» What you will do:
A. Duplicate part of the forum thread below word for word, taking everything from "The sabotaging her" down to "she didn’t need.".
B. Write the next stretch of the forum thread below about the parent and her adult daughter, picking up right after its last sentence.

» Exercise text:
++++++++++++++++++++

She is unlikely to physically harm herself but she is absolutely harming herself currently through her behaviour and choices.

Needlenardlenoo · 23/02/2026 17:06

I saw your response about your 30th anniversary holiday. I think that would be a great deadline to work backwards from to put things in place to get you and DH out of the current situation.

Try to form a united front with DH. This has really helped us.

Springisnearlyspring · 23/02/2026 17:16

She left school June 23.
I’d strongly push back and challenge her narrative.
She’s been an adult for just over a year. Entirely her choice as an adult to enrol on an access course in person or online, other college course or do open university. No need to declare her disputed private autism diagnosis if she didn’t want to. No need to have any support she hated at school. No parental input involved. She didn’t even need to tell you, could have enrolled online or got bus to your local college and sorted herself out.
She could have done the 1 year access course and been off to uni this September. Her choice to laze in bed on social media instead.
She’s had every opportunity offered inc private school and parental support inc financial and sabotaged herself. I would be that blunt.

Springisnearlyspring · 23/02/2026 17:23

The sabotaging her at school is complete nonsense. You can’t get diagnosed just because your mum pays a psychologist. School wouldn’t have offered support she didn’t need.
If you hadn’t paid privately and pursued a diagnosis no doubt she’d be berating you for not getting her a diagnosis and support at school.
Can’t do right for doing wrong.

Shrinkhole · 23/02/2026 18:10

bendmeoverbackwards · 23/02/2026 13:45

Re the suicide risk - dd has never self harmed. The closest she came was to declare she wasn’t eating so she’d die, that lasted for half a day. Does this mean the risk is low?

Yes. The risk is low. You can never say entirely never but the risk is low and pales into insignificance vs the very real risk of her never getting to work or independence.

CautiousLurker2 · 23/02/2026 18:21

bendmeoverbackwards · 23/02/2026 16:24

@LIZS she says the ‘lies’ I told about her (ie the diagnosed autism) made it impossible for her to go school every day. The discussion about it with school staff and offers of support from the school she found unbearable.

++++++++++++++++++++

» Data to examine:
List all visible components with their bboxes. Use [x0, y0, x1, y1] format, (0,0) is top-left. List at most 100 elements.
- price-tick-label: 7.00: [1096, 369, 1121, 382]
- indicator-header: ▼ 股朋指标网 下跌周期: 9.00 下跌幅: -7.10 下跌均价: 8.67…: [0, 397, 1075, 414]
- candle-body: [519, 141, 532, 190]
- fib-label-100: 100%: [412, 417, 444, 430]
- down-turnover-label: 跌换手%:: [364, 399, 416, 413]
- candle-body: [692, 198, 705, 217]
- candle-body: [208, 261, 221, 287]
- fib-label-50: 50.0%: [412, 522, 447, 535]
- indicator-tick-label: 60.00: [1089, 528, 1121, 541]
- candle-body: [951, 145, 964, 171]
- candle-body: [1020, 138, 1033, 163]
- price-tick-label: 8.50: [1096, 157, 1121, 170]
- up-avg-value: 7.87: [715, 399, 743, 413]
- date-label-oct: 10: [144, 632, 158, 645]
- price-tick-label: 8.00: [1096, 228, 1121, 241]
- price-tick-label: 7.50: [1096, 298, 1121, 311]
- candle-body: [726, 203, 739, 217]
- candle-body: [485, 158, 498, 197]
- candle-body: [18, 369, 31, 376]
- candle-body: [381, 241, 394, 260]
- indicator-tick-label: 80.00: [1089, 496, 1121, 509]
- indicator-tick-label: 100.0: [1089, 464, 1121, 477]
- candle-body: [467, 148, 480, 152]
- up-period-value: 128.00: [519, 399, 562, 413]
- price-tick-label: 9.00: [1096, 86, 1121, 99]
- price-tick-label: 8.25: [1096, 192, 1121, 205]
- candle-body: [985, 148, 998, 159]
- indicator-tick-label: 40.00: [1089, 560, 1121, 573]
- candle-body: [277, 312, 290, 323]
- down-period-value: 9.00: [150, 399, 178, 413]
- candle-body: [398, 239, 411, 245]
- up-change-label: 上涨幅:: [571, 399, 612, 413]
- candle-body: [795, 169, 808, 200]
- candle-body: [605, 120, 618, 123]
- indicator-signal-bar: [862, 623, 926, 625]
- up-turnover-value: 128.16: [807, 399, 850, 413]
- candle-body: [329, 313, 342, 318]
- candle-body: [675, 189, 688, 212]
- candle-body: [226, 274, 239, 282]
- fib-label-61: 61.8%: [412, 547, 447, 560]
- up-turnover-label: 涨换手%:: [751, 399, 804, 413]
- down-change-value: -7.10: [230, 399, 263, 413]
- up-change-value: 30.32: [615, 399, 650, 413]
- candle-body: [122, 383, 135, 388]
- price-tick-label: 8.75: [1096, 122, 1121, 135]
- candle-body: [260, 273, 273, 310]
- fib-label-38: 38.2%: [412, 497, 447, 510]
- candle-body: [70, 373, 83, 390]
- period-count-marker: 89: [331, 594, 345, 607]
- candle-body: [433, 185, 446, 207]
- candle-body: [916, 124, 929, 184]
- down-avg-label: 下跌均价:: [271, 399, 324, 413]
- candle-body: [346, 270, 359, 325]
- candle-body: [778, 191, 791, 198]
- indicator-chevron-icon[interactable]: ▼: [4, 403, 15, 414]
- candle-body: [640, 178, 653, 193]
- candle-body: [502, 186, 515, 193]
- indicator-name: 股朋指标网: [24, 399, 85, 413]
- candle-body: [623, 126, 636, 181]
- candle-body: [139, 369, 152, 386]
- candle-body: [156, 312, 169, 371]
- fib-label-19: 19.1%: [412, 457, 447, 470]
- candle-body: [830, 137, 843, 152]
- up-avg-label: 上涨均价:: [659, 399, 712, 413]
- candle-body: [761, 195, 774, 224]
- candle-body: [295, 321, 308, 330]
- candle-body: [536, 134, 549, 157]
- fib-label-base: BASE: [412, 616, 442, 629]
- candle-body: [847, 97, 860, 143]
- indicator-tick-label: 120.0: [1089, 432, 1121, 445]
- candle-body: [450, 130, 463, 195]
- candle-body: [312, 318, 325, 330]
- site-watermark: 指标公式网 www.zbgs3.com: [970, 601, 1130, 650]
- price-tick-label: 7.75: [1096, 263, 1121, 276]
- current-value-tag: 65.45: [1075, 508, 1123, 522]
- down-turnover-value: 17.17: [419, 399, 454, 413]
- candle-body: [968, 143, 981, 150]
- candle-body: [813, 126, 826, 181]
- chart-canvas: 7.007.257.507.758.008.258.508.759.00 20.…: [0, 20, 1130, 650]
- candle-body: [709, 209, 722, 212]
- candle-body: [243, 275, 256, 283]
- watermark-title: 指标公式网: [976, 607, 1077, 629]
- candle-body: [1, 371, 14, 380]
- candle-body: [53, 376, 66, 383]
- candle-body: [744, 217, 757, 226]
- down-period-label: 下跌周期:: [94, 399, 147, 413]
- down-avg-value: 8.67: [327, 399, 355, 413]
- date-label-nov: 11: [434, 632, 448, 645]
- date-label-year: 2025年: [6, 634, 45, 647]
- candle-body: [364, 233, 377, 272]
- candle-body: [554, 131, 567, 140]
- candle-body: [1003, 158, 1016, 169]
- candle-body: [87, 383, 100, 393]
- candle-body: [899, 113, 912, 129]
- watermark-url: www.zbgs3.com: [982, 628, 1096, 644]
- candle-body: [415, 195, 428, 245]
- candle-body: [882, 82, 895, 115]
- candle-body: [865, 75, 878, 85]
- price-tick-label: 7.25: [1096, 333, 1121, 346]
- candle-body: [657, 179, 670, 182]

++++++++++++++++++++

» Answers by item number:
A.
The sabotaging her at school is complete nonsense. You can’t get diagnosed just because your mum pays a psychologist. School wouldn’t have offered support she didn’t need.

B.
Think you need to challenge this too - it wasn’t the answers you gave on a questionnaire that achieved her diagnosis - there would have been multiple responses based on observation by teachers at her school, I presume, perhaps also data taken from the Red Book re speech and other developmental milestones (eg both mine were crawling at 4m, walking at 8m, but late to talk and had to have speech therapy. All evidenced in the red book.)

They then did an interview with her, too, presumably with 2 people? Even if you spun the most fantastical and accurate depiction of a childhood history of ASD, if its not observed by the clinicians, she would not have got a diagnosis.

She needs to understand that a) her diagnosis was NOT based on ‘what you said’ and also that b) it is entirely up to her whether she declares it to anyone ever again. I would sit with your DH and explain what happened and how the diagnosis was achieved. And how she can ignore it if she wishes, but she would be missing out on support that it offers (25% extra time in exams etc). Her choice.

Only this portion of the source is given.